▶ _Material shown_:
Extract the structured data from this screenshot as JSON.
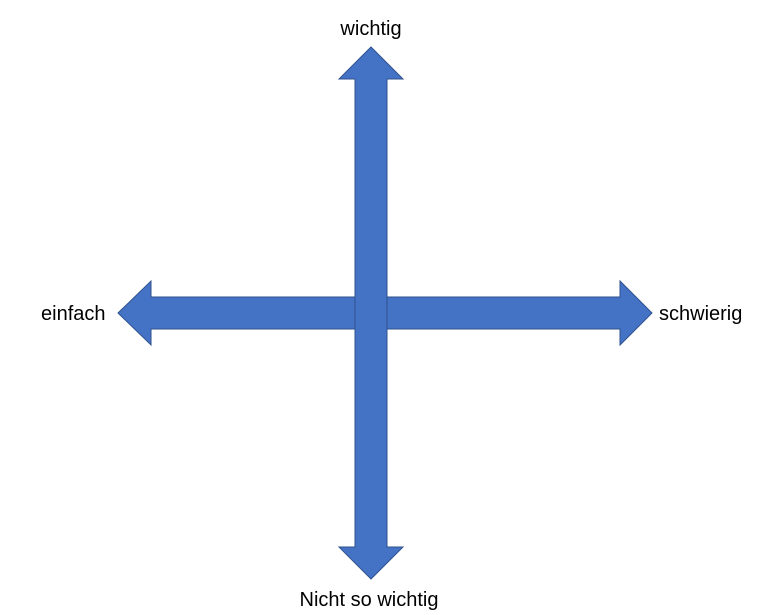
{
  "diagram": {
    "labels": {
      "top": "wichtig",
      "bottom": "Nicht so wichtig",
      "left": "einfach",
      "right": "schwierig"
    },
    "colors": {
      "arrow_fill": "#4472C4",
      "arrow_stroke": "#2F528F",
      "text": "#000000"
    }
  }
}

▶ _Written problem_: Omitting all images, print the listing exactly.

▶ _Problem solution_:
Extract the structured data from this screenshot as JSON.
{
  "diagram": {
    "labels": {
      "top": "wichtig",
      "bottom": "Nicht so wichtig",
      "left": "einfach",
      "right": "schwierig"
    },
    "colors": {
      "arrow_fill": "#4472C4",
      "arrow_stroke": "#2F528F",
      "text": "#000000"
    }
  }
}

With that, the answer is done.